Scan the lines below for the word "color". Copy each line you find it in.

DATA LISTING:
* * *

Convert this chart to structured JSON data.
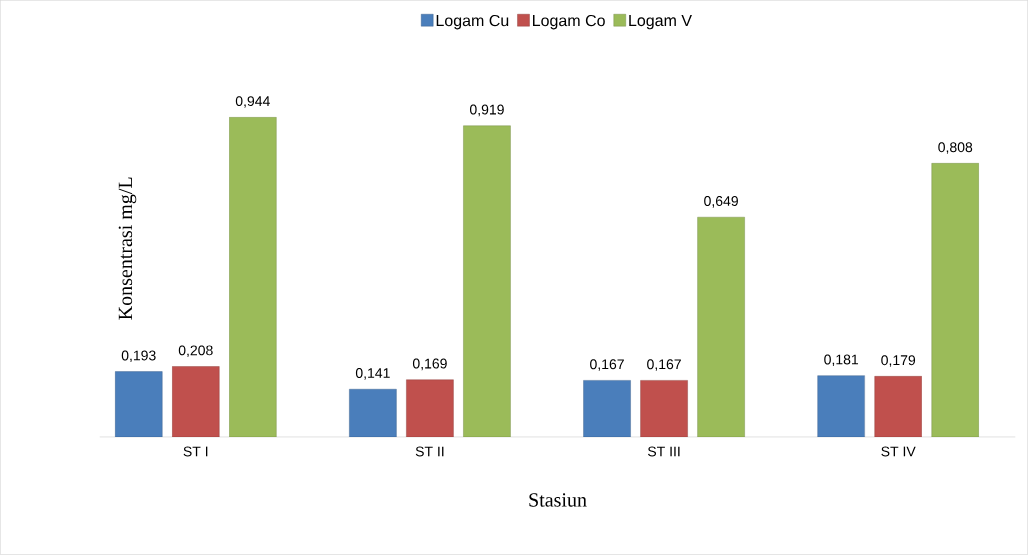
{
  "chart_data": {
    "type": "bar",
    "xlabel": "Stasiun",
    "ylabel": "Konsentrasi mg/L",
    "categories": [
      "ST I",
      "ST II",
      "ST III",
      "ST IV"
    ],
    "series": [
      {
        "name": "Logam Cu",
        "color": "#4a7ebb",
        "values": [
          0.193,
          0.141,
          0.167,
          0.181
        ],
        "value_labels": [
          "0,193",
          "0,141",
          "0,167",
          "0,181"
        ]
      },
      {
        "name": "Logam Co",
        "color": "#c0504d",
        "values": [
          0.208,
          0.169,
          0.167,
          0.179
        ],
        "value_labels": [
          "0,208",
          "0,169",
          "0,167",
          "0,179"
        ]
      },
      {
        "name": "Logam V",
        "color": "#9bbb59",
        "values": [
          0.944,
          0.919,
          0.649,
          0.808
        ],
        "value_labels": [
          "0,944",
          "0,919",
          "0,649",
          "0,808"
        ]
      }
    ],
    "legend": "top"
  }
}
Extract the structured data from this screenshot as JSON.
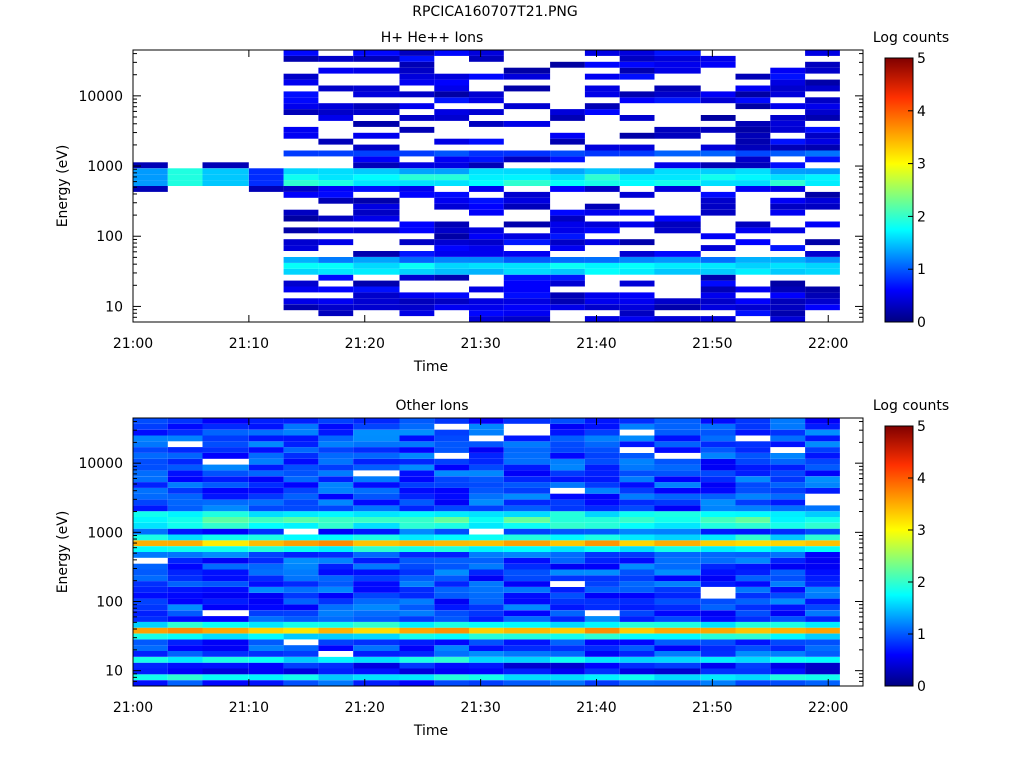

* * *

TASK RESPONSE:
        "color": "#4a7ebb",
        "color": "#c0504d",
        "color": "#9bbb59",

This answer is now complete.